## GIVEN INFORMATION:
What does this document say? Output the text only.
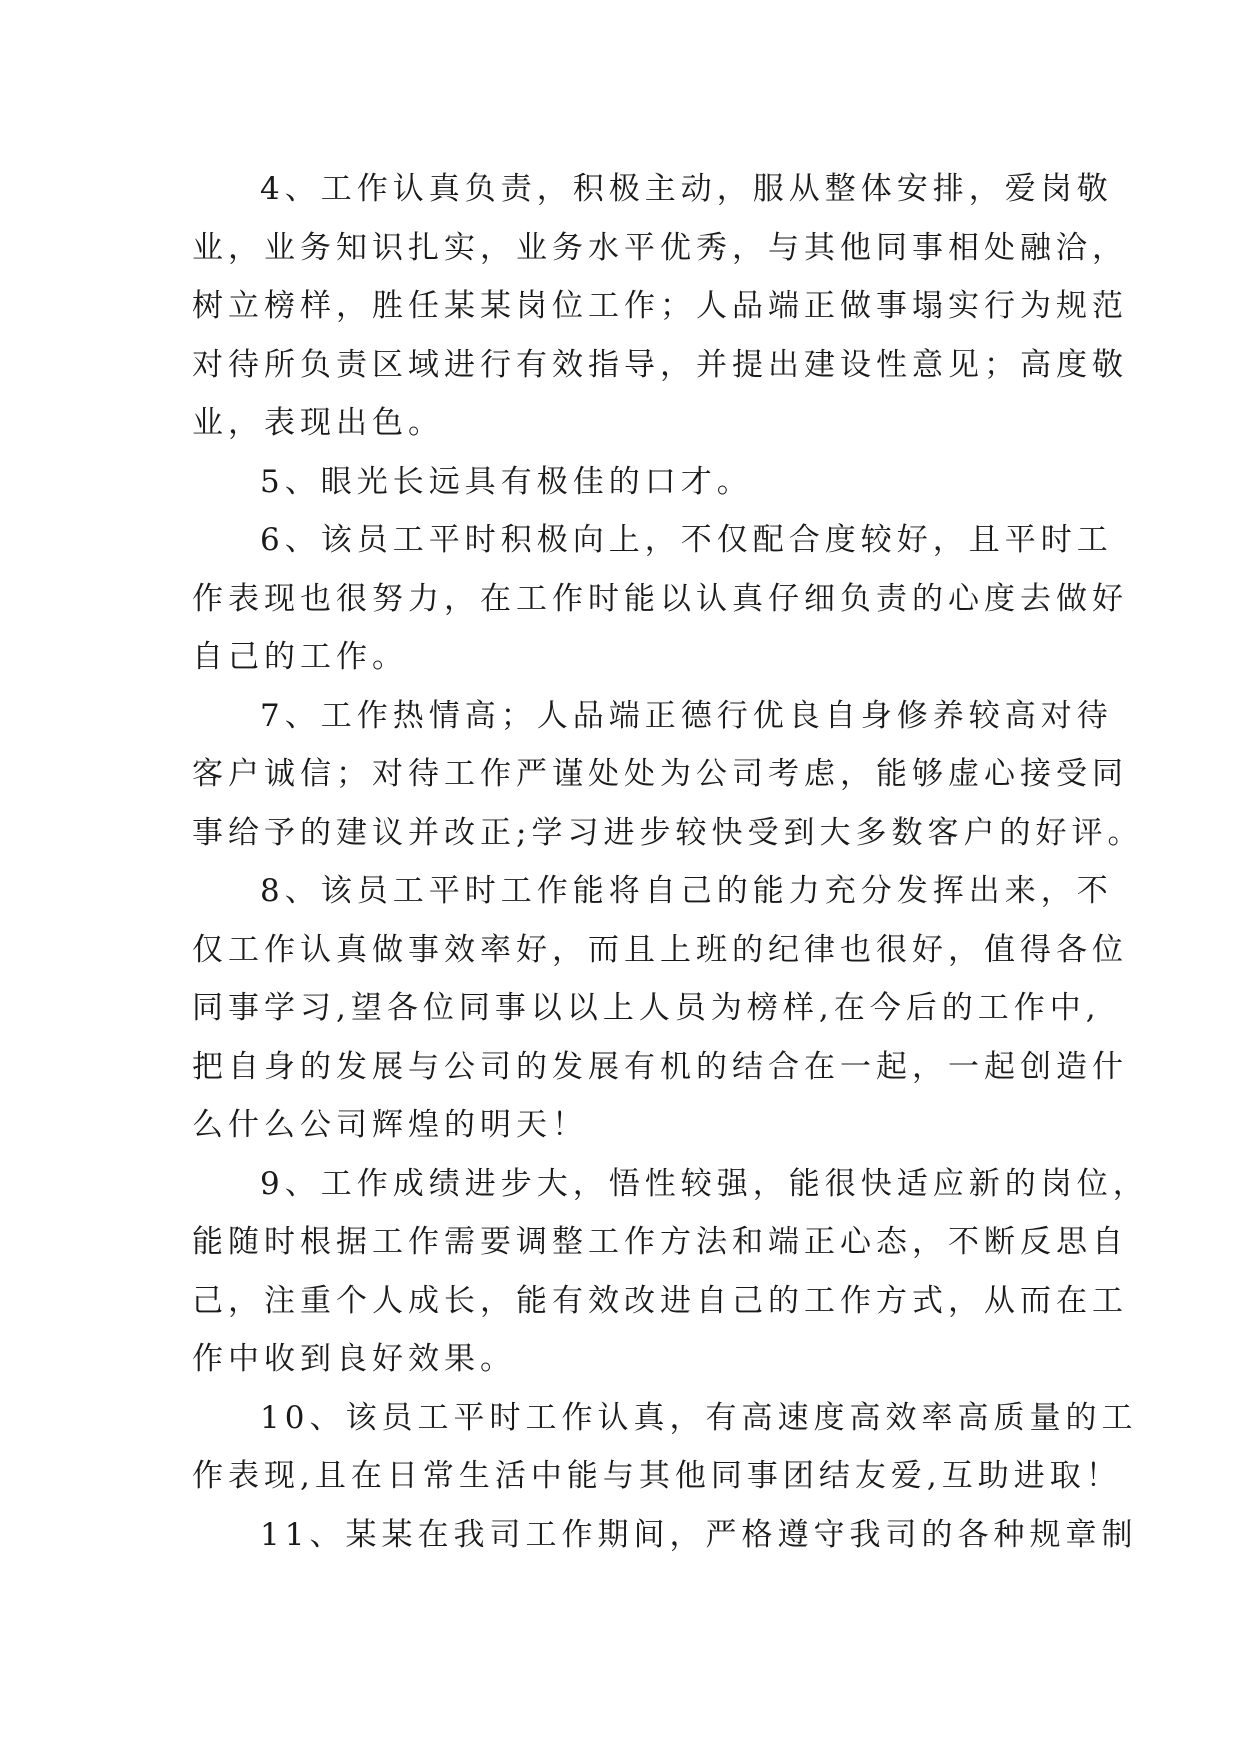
4、工作认真负责，积极主动，服从整体安排，爱岗敬
业，业务知识扎实，业务水平优秀，与其他同事相处融洽，
树立榜样，胜任某某岗位工作；人品端正做事塌实行为规范
对待所负责区域进行有效指导，并提出建设性意见；高度敬
业，表现出色。
5、眼光长远具有极佳的口才。
6、该员工平时积极向上，不仅配合度较好，且平时工
作表现也很努力，在工作时能以认真仔细负责的心度去做好
自己的工作。
7、工作热情高；人品端正德行优良自身修养较高对待
客户诚信；对待工作严谨处处为公司考虑，能够虚心接受同
事给予的建议并改正;学习进步较快受到大多数客户的好评。
8、该员工平时工作能将自己的能力充分发挥出来，不
仅工作认真做事效率好，而且上班的纪律也很好，值得各位
同事学习,望各位同事以以上人员为榜样,在今后的工作中,
把自身的发展与公司的发展有机的结合在一起，一起创造什
么什么公司辉煌的明天！
9、工作成绩进步大，悟性较强，能很快适应新的岗位，
能随时根据工作需要调整工作方法和端正心态，不断反思自
己，注重个人成长，能有效改进自己的工作方式，从而在工
作中收到良好效果。
10、该员工平时工作认真，有高速度高效率高质量的工
作表现,且在日常生活中能与其他同事团结友爱,互助进取！
11、某某在我司工作期间，严格遵守我司的各种规章制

## SHORT PROBLEM:
Copy out each line exactly, without the pictures.

## EXERCISE OUTPUT:
What does this document say? Output the text only.
4、工作认真负责，积极主动，服从整体安排，爱岗敬
业，业务知识扎实，业务水平优秀，与其他同事相处融洽，
树立榜样，胜任某某岗位工作；人品端正做事塌实行为规范
对待所负责区域进行有效指导，并提出建设性意见；高度敬
业，表现出色。
5、眼光长远具有极佳的口才。
6、该员工平时积极向上，不仅配合度较好，且平时工
作表现也很努力，在工作时能以认真仔细负责的心度去做好
自己的工作。
7、工作热情高；人品端正德行优良自身修养较高对待
客户诚信；对待工作严谨处处为公司考虑，能够虚心接受同
事给予的建议并改正;学习进步较快受到大多数客户的好评。
8、该员工平时工作能将自己的能力充分发挥出来，不
仅工作认真做事效率好，而且上班的纪律也很好，值得各位
同事学习,望各位同事以以上人员为榜样,在今后的工作中,
把自身的发展与公司的发展有机的结合在一起，一起创造什
么什么公司辉煌的明天！
9、工作成绩进步大，悟性较强，能很快适应新的岗位，
能随时根据工作需要调整工作方法和端正心态，不断反思自
己，注重个人成长，能有效改进自己的工作方式，从而在工
作中收到良好效果。
10、该员工平时工作认真，有高速度高效率高质量的工
作表现,且在日常生活中能与其他同事团结友爱,互助进取！
11、某某在我司工作期间，严格遵守我司的各种规章制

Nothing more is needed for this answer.